## Work to complete
Read through the records below and copy each line that uses the word "Sono".

Dataset entries
----
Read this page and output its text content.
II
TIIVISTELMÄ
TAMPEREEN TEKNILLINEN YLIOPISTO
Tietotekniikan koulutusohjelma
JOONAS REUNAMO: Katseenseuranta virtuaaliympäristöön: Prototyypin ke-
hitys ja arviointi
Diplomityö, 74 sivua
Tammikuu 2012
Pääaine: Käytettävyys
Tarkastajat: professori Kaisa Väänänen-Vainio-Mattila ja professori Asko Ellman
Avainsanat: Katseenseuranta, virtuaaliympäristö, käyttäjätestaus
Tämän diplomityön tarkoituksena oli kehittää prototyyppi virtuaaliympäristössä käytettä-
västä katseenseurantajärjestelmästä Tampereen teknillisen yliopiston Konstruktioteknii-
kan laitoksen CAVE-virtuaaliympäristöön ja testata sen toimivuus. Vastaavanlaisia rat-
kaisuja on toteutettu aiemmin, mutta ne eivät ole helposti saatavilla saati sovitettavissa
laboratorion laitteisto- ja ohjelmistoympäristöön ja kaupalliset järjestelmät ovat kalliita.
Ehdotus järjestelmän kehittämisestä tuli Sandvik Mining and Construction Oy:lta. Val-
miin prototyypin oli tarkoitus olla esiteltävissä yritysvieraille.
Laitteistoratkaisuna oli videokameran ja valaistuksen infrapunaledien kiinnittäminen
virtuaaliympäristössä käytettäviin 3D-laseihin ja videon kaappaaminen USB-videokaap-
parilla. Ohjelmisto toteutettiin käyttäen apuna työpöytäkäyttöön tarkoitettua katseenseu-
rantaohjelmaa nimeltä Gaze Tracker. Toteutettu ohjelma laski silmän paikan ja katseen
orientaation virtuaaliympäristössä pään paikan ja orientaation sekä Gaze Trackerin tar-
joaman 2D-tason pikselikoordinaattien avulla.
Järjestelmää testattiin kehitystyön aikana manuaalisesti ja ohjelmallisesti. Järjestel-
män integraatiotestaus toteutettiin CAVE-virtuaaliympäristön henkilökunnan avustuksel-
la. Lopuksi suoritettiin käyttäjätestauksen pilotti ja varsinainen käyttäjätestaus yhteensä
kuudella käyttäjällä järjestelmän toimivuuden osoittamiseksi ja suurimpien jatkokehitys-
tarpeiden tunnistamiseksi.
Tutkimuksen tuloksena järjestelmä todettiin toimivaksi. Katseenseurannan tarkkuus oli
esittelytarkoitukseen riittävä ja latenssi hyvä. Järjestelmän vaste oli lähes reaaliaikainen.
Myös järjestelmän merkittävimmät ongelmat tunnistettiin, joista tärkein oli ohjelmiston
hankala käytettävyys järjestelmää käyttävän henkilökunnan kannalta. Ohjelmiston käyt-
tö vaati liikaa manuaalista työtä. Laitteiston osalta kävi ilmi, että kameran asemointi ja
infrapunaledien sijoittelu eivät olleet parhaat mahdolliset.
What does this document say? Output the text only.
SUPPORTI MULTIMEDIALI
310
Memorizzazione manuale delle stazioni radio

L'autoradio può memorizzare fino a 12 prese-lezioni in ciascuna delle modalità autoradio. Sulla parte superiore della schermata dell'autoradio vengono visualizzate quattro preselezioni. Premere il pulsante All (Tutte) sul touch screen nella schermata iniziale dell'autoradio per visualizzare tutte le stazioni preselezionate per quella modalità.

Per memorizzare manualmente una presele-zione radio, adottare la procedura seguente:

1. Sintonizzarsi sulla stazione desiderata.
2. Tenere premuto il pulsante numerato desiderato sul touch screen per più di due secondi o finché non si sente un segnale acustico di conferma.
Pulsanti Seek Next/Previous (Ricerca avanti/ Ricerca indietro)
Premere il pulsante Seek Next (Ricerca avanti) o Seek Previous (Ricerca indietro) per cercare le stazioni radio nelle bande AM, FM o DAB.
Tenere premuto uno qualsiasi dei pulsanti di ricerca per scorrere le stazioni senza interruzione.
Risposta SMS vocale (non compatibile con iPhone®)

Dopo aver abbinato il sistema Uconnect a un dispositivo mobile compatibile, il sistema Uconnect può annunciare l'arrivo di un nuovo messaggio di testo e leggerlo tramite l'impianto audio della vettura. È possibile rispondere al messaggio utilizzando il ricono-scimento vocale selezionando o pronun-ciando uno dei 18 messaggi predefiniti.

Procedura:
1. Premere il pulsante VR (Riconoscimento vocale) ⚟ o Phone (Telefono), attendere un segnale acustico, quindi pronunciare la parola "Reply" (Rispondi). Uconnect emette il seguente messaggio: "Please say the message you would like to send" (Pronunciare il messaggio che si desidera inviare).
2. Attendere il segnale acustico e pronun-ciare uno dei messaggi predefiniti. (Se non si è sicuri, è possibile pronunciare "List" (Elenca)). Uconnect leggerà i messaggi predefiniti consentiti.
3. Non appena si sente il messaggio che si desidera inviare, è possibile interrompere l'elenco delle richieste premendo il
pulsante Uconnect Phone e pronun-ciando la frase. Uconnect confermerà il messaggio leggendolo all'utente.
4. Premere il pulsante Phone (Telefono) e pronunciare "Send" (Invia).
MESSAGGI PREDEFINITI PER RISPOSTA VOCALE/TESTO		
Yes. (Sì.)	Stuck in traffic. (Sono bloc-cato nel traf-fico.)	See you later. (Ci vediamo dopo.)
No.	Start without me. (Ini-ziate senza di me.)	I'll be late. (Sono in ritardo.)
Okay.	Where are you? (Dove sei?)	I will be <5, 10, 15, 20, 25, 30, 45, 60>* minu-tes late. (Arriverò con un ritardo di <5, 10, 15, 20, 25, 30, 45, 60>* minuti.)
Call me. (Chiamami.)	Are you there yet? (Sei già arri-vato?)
----
## Correct response
Yes. (Sì.)	Stuck in traffic. (Sono bloc-cato nel traf-fico.)	See you later. (Ci vediamo dopo.)
No.	Start without me. (Ini-ziate senza di me.)	I'll be late. (Sono in ritardo.)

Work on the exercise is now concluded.